▶ **Job**
Determine which lines contain the word "Enable", then copy those lines.

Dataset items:
/---

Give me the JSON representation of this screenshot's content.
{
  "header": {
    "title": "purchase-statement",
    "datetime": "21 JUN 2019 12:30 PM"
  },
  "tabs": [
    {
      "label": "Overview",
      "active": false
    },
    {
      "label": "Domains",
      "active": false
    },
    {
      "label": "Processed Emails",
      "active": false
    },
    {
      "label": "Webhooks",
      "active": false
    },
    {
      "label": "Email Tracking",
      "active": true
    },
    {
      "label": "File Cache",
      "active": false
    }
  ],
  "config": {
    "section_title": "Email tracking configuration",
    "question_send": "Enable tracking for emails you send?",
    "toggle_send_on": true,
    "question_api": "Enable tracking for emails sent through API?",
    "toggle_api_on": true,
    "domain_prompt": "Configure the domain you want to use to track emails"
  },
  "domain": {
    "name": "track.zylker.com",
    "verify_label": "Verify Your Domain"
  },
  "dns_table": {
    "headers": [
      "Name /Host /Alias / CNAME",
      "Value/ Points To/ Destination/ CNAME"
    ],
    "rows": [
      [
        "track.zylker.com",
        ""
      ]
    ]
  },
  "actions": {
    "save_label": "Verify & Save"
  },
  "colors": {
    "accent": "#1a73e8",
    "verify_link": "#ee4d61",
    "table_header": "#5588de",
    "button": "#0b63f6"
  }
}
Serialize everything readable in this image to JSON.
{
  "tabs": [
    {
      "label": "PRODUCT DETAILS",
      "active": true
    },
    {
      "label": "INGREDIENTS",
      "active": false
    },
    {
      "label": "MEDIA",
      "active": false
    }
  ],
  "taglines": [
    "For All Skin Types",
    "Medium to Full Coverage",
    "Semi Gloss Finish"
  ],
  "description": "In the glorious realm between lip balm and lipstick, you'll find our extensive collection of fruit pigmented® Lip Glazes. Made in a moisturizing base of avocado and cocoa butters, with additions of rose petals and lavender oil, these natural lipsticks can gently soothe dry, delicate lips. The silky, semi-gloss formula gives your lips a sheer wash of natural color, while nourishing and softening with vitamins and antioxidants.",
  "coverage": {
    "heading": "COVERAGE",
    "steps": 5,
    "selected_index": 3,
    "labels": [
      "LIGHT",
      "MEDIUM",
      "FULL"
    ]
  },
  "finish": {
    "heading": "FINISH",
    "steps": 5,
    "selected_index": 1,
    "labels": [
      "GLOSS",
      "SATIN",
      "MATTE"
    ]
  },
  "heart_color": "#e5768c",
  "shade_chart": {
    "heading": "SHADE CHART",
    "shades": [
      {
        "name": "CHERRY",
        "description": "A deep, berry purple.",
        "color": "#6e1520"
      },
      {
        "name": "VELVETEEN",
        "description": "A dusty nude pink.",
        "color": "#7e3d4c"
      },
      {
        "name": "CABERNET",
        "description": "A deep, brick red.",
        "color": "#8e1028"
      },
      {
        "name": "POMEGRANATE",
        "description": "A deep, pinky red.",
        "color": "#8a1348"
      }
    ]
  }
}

\---

▶ **Result for this task**
    "question_send": "Enable tracking for emails you send?",
    "question_api": "Enable tracking for emails sent through API?",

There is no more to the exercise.